• Requirement: Every line of the records must be repeated exactly; pictures stay out.

(Entries with figure data)
━━━
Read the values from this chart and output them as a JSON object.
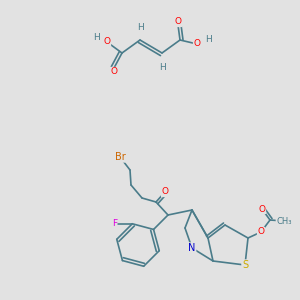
{
  "bg_color": "#e2e2e2",
  "colors": {
    "C": "#4a7c8a",
    "O": "#ff0000",
    "N": "#0000cd",
    "S": "#ccaa00",
    "F": "#dd00dd",
    "Br": "#cc6600",
    "H": "#4a7c8a",
    "bond": "#4a7c8a"
  },
  "fs": 6.5
}
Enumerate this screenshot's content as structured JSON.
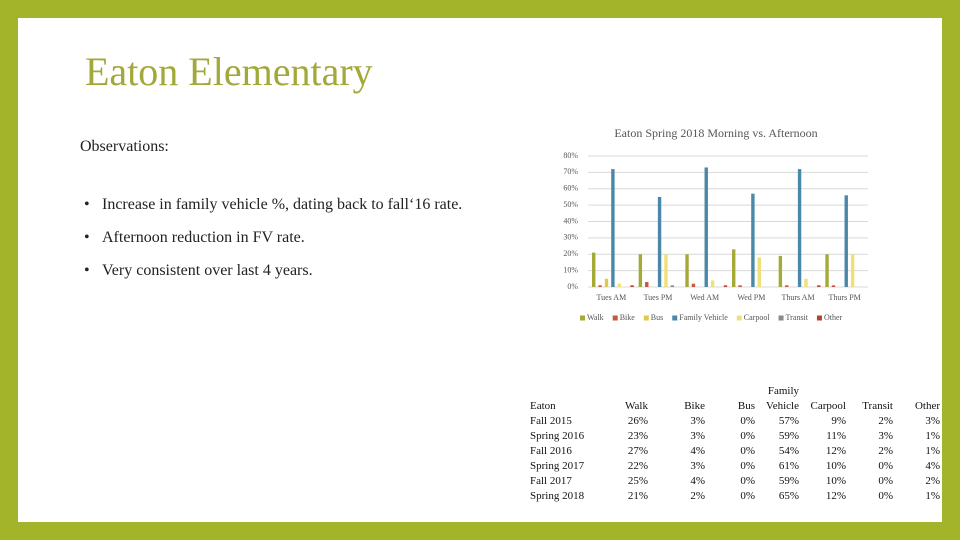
{
  "header": {
    "title": "Eaton Elementary"
  },
  "observations": {
    "heading": "Observations:",
    "bullets": [
      "Increase in family vehicle %, dating back to fall‘16 rate.",
      "Afternoon reduction in FV rate.",
      "Very consistent over last 4 years."
    ]
  },
  "chart_data": {
    "type": "bar",
    "title": "Eaton Spring 2018 Morning vs. Afternoon",
    "categories": [
      "Tues AM",
      "Tues PM",
      "Wed AM",
      "Wed PM",
      "Thurs AM",
      "Thurs PM"
    ],
    "series": [
      {
        "name": "Walk",
        "color": "#a5a936",
        "values": [
          21,
          20,
          20,
          23,
          19,
          20
        ]
      },
      {
        "name": "Bike",
        "color": "#c8553d",
        "values": [
          1,
          3,
          2,
          1,
          1,
          1
        ]
      },
      {
        "name": "Bus",
        "color": "#e3c64a",
        "values": [
          5,
          0,
          0,
          0,
          0,
          0
        ]
      },
      {
        "name": "Family Vehicle",
        "color": "#4b88a8",
        "values": [
          72,
          55,
          73,
          57,
          72,
          56
        ]
      },
      {
        "name": "Carpool",
        "color": "#efe07a",
        "values": [
          2,
          20,
          4,
          18,
          5,
          20
        ]
      },
      {
        "name": "Transit",
        "color": "#8a8a8a",
        "values": [
          0,
          1,
          0,
          0,
          0,
          0
        ]
      },
      {
        "name": "Other",
        "color": "#b7412e",
        "values": [
          1,
          0,
          1,
          0,
          1,
          0
        ]
      }
    ],
    "ylim": [
      0,
      80
    ],
    "yticks": [
      {
        "value": 0,
        "label": "0%"
      },
      {
        "value": 10,
        "label": "10%"
      },
      {
        "value": 20,
        "label": "20%"
      },
      {
        "value": 30,
        "label": "30%"
      },
      {
        "value": 40,
        "label": "40%"
      },
      {
        "value": 50,
        "label": "50%"
      },
      {
        "value": 60,
        "label": "60%"
      },
      {
        "value": 70,
        "label": "70%"
      },
      {
        "value": 80,
        "label": "80%"
      }
    ],
    "grid": true,
    "legend": "bottom"
  },
  "table": {
    "columns": [
      "Eaton",
      "Walk",
      "Bike",
      "Bus",
      "Family Vehicle",
      "Carpool",
      "Transit",
      "Other"
    ],
    "rows": [
      [
        "Fall 2015",
        "26%",
        "3%",
        "0%",
        "57%",
        "9%",
        "2%",
        "3%"
      ],
      [
        "Spring 2016",
        "23%",
        "3%",
        "0%",
        "59%",
        "11%",
        "3%",
        "1%"
      ],
      [
        "Fall 2016",
        "27%",
        "4%",
        "0%",
        "54%",
        "12%",
        "2%",
        "1%"
      ],
      [
        "Spring 2017",
        "22%",
        "3%",
        "0%",
        "61%",
        "10%",
        "0%",
        "4%"
      ],
      [
        "Fall 2017",
        "25%",
        "4%",
        "0%",
        "59%",
        "10%",
        "0%",
        "2%"
      ],
      [
        "Spring 2018",
        "21%",
        "2%",
        "0%",
        "65%",
        "12%",
        "0%",
        "1%"
      ]
    ]
  }
}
━━━
• Answer below:
Read the values from this chart and output them as a JSON object.
{
  "bg_color": "#e2e2e2",
  "colors": {
    "C": "#4a7c8a",
    "O": "#ff0000",
    "N": "#0000cd",
    "S": "#ccaa00",
    "F": "#dd00dd",
    "Br": "#cc6600",
    "H": "#4a7c8a",
    "bond": "#4a7c8a"
  },
  "fs": 6.5
}
Enumerate this screenshot's content as structured JSON.
{
  "header": {
    "title": "Eaton Elementary"
  },
  "observations": {
    "heading": "Observations:",
    "bullets": [
      "Increase in family vehicle %, dating back to fall‘16 rate.",
      "Afternoon reduction in FV rate.",
      "Very consistent over last 4 years."
    ]
  },
  "chart_data": {
    "type": "bar",
    "title": "Eaton Spring 2018 Morning vs. Afternoon",
    "categories": [
      "Tues AM",
      "Tues PM",
      "Wed AM",
      "Wed PM",
      "Thurs AM",
      "Thurs PM"
    ],
    "series": [
      {
        "name": "Walk",
        "color": "#a5a936",
        "values": [
          21,
          20,
          20,
          23,
          19,
          20
        ]
      },
      {
        "name": "Bike",
        "color": "#c8553d",
        "values": [
          1,
          3,
          2,
          1,
          1,
          1
        ]
      },
      {
        "name": "Bus",
        "color": "#e3c64a",
        "values": [
          5,
          0,
          0,
          0,
          0,
          0
        ]
      },
      {
        "name": "Family Vehicle",
        "color": "#4b88a8",
        "values": [
          72,
          55,
          73,
          57,
          72,
          56
        ]
      },
      {
        "name": "Carpool",
        "color": "#efe07a",
        "values": [
          2,
          20,
          4,
          18,
          5,
          20
        ]
      },
      {
        "name": "Transit",
        "color": "#8a8a8a",
        "values": [
          0,
          1,
          0,
          0,
          0,
          0
        ]
      },
      {
        "name": "Other",
        "color": "#b7412e",
        "values": [
          1,
          0,
          1,
          0,
          1,
          0
        ]
      }
    ],
    "ylim": [
      0,
      80
    ],
    "yticks": [
      {
        "value": 0,
        "label": "0%"
      },
      {
        "value": 10,
        "label": "10%"
      },
      {
        "value": 20,
        "label": "20%"
      },
      {
        "value": 30,
        "label": "30%"
      },
      {
        "value": 40,
        "label": "40%"
      },
      {
        "value": 50,
        "label": "50%"
      },
      {
        "value": 60,
        "label": "60%"
      },
      {
        "value": 70,
        "label": "70%"
      },
      {
        "value": 80,
        "label": "80%"
      }
    ],
    "grid": true,
    "legend": "bottom"
  },
  "table": {
    "columns": [
      "Eaton",
      "Walk",
      "Bike",
      "Bus",
      "Family Vehicle",
      "Carpool",
      "Transit",
      "Other"
    ],
    "rows": [
      [
        "Fall 2015",
        "26%",
        "3%",
        "0%",
        "57%",
        "9%",
        "2%",
        "3%"
      ],
      [
        "Spring 2016",
        "23%",
        "3%",
        "0%",
        "59%",
        "11%",
        "3%",
        "1%"
      ],
      [
        "Fall 2016",
        "27%",
        "4%",
        "0%",
        "54%",
        "12%",
        "2%",
        "1%"
      ],
      [
        "Spring 2017",
        "22%",
        "3%",
        "0%",
        "61%",
        "10%",
        "0%",
        "4%"
      ],
      [
        "Fall 2017",
        "25%",
        "4%",
        "0%",
        "59%",
        "10%",
        "0%",
        "2%"
      ],
      [
        "Spring 2018",
        "21%",
        "2%",
        "0%",
        "65%",
        "12%",
        "0%",
        "1%"
      ]
    ]
  }
}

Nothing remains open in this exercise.